_Given exercise_: Identify the lines that contain the word "Signature", then copy them.

:: Provided entries ::

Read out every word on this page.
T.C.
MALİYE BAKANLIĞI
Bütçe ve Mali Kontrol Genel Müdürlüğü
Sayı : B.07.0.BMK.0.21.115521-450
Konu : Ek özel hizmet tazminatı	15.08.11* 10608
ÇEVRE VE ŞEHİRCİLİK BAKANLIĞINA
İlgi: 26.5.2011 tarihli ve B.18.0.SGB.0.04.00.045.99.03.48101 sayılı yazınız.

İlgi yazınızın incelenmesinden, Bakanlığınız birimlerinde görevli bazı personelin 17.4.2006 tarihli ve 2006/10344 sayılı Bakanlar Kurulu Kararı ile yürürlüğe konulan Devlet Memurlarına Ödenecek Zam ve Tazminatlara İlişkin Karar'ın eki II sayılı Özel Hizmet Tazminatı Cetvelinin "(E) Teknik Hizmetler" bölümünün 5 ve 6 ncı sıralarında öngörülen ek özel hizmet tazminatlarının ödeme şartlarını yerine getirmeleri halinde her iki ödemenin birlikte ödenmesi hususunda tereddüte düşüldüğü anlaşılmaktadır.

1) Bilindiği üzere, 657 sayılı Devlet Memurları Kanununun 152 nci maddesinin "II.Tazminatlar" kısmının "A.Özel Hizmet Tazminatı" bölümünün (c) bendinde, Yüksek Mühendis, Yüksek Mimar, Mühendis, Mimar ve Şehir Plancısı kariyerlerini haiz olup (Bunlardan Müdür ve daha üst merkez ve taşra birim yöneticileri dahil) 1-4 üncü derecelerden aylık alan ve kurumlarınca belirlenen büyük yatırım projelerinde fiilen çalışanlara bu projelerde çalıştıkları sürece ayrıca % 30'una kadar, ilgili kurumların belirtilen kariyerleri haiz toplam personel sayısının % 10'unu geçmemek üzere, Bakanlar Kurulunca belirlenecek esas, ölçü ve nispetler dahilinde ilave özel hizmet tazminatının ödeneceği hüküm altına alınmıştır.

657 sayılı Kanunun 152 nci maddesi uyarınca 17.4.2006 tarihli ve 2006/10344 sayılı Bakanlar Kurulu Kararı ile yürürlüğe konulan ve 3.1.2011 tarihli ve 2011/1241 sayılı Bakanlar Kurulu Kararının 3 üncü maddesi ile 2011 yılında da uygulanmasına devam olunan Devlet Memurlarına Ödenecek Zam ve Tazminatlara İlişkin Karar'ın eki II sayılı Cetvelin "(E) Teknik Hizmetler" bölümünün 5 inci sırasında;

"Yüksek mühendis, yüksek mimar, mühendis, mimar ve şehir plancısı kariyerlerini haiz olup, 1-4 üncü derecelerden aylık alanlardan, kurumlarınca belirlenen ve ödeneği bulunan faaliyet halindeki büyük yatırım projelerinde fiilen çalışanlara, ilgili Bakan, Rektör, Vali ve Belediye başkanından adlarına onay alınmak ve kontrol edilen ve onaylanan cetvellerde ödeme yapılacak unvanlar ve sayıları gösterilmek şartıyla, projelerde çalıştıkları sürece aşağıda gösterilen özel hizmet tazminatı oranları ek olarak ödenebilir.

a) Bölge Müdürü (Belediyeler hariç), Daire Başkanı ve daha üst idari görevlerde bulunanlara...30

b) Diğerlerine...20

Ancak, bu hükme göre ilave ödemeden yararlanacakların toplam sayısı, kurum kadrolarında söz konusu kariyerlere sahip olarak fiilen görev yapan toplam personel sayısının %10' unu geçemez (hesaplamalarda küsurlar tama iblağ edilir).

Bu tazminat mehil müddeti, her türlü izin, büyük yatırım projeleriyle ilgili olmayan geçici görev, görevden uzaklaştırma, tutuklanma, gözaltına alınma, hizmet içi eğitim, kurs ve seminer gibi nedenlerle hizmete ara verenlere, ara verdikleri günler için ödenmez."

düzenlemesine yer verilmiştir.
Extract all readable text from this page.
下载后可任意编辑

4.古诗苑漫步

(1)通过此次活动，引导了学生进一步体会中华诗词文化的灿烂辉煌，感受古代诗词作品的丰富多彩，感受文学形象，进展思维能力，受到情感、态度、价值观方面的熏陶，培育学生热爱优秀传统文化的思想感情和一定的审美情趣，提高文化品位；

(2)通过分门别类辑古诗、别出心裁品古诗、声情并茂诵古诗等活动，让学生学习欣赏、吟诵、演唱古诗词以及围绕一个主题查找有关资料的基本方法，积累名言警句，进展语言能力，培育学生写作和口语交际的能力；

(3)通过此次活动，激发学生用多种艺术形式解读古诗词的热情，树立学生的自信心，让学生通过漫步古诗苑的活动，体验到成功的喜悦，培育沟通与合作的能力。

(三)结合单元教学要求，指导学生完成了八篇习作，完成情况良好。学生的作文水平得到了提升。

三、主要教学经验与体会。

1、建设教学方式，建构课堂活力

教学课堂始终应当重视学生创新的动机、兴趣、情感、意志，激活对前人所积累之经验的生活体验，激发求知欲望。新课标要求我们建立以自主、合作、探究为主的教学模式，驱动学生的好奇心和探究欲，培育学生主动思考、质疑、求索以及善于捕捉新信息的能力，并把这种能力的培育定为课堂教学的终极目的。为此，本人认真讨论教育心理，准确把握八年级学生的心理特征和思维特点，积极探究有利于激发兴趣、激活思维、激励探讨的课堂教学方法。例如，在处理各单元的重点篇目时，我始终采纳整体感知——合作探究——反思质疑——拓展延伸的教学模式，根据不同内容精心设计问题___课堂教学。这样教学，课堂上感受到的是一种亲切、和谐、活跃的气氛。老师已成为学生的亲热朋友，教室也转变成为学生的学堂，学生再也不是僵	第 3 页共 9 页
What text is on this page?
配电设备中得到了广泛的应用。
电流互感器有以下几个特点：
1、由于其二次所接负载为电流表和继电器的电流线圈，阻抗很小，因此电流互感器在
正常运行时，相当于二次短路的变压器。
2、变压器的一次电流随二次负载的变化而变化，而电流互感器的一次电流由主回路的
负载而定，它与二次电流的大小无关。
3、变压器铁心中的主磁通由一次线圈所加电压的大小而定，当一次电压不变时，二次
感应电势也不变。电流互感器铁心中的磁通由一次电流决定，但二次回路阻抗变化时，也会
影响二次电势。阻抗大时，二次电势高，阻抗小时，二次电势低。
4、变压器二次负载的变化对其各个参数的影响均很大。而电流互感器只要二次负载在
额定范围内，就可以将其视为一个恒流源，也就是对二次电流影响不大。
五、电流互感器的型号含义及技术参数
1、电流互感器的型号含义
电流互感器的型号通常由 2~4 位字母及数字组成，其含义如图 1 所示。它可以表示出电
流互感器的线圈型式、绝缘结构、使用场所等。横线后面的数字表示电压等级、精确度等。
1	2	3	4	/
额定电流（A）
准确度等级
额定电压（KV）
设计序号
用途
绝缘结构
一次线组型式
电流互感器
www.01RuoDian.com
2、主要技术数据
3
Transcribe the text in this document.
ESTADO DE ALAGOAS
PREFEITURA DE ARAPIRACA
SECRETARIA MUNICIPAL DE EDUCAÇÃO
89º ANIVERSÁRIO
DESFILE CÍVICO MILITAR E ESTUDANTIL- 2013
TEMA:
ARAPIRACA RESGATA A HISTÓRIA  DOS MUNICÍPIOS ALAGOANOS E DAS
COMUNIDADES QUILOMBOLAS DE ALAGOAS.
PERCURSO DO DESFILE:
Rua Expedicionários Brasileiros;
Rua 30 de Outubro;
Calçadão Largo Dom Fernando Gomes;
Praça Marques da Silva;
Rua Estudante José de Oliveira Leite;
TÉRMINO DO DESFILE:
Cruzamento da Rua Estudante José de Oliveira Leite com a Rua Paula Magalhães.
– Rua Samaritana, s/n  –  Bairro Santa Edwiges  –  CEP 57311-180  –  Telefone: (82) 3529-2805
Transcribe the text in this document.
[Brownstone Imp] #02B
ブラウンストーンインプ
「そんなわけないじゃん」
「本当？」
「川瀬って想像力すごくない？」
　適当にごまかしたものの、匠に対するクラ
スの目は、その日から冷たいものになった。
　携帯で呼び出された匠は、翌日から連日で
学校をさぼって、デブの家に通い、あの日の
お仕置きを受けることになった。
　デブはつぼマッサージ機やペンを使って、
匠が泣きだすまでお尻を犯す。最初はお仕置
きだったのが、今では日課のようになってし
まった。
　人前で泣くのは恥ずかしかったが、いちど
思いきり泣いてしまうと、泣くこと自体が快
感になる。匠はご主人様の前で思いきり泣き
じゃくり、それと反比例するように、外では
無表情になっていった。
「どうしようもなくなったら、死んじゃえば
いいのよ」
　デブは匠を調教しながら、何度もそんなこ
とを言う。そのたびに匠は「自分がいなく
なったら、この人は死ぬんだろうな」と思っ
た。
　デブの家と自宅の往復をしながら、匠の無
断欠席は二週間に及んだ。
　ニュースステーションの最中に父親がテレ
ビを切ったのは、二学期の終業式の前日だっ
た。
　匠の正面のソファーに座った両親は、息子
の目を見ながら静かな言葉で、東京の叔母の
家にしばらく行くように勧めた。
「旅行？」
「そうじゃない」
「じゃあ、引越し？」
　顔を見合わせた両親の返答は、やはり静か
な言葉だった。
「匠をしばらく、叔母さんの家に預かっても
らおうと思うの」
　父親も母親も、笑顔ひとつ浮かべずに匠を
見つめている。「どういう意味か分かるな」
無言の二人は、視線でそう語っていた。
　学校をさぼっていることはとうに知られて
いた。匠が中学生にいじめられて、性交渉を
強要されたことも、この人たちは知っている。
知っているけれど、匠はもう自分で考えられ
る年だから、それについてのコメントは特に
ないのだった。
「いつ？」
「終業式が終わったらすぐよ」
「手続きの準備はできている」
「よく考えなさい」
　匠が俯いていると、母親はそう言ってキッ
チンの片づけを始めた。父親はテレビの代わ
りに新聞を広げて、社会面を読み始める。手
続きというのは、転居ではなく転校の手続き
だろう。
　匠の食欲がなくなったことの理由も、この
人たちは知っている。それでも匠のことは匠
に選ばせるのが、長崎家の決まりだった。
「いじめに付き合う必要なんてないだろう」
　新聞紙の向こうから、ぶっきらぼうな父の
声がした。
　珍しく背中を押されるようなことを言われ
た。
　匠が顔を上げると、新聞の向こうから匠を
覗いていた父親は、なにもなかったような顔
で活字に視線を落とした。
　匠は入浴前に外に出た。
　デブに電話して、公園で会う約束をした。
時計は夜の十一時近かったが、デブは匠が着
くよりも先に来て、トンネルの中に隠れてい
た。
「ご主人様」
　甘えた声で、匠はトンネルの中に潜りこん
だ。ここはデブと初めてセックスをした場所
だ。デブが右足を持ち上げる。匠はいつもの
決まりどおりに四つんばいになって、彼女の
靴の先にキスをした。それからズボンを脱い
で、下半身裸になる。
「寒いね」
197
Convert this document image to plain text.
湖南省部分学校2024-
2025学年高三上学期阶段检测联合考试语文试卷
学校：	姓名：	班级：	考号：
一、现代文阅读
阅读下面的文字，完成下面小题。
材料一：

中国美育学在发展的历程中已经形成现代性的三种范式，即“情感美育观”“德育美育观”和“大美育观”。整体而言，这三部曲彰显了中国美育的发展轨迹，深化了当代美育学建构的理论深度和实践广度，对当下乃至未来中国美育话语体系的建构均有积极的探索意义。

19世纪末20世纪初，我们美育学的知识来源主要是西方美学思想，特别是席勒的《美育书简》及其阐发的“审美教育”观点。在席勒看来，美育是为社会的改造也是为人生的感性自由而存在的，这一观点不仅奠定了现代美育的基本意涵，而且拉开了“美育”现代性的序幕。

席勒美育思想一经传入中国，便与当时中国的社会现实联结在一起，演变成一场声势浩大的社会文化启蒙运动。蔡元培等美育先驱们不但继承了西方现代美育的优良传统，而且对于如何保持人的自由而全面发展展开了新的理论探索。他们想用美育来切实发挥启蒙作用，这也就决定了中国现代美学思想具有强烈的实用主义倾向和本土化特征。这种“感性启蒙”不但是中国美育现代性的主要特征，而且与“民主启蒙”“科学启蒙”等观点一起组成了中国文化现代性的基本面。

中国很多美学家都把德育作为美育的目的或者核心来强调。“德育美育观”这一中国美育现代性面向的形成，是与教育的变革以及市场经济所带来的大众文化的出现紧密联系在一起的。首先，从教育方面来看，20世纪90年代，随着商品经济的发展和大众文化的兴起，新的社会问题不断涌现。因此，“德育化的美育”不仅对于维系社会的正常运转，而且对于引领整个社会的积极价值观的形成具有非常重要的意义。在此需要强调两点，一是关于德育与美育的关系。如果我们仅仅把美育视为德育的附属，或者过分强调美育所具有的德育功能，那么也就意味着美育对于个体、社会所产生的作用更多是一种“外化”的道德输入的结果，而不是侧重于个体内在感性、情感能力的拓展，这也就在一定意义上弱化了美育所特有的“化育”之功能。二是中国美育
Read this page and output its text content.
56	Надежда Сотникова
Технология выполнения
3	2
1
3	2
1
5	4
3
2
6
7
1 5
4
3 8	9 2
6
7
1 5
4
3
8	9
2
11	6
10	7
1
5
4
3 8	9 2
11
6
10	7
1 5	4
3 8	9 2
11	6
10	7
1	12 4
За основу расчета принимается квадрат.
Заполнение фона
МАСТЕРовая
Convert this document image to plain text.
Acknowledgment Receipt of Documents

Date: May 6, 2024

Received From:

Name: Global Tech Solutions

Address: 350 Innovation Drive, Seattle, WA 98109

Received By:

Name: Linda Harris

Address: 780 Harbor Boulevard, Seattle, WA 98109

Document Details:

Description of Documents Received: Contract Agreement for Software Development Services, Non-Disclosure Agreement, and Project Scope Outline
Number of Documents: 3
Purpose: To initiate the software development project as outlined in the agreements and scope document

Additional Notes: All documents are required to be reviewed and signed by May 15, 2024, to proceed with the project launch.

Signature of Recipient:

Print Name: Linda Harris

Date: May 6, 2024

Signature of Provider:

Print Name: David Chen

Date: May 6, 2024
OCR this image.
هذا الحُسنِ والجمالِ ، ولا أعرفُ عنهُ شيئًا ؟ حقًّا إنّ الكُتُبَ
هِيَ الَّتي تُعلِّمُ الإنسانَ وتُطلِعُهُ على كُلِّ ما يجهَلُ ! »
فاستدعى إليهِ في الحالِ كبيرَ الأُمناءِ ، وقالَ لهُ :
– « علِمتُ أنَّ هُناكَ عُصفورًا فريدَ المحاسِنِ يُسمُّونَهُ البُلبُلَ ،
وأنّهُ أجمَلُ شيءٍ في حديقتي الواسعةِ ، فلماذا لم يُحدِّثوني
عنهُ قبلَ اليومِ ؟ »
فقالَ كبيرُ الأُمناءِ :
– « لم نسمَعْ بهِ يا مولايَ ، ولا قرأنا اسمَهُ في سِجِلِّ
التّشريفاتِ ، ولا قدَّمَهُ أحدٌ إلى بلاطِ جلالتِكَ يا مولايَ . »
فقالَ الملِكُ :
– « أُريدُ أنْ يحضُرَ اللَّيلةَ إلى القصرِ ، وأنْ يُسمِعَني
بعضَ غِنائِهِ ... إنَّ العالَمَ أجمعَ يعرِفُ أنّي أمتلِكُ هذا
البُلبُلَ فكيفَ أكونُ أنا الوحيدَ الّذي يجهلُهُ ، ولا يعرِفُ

:::

_Response for this exercise_:
Signature of Recipient:
Signature of Provider:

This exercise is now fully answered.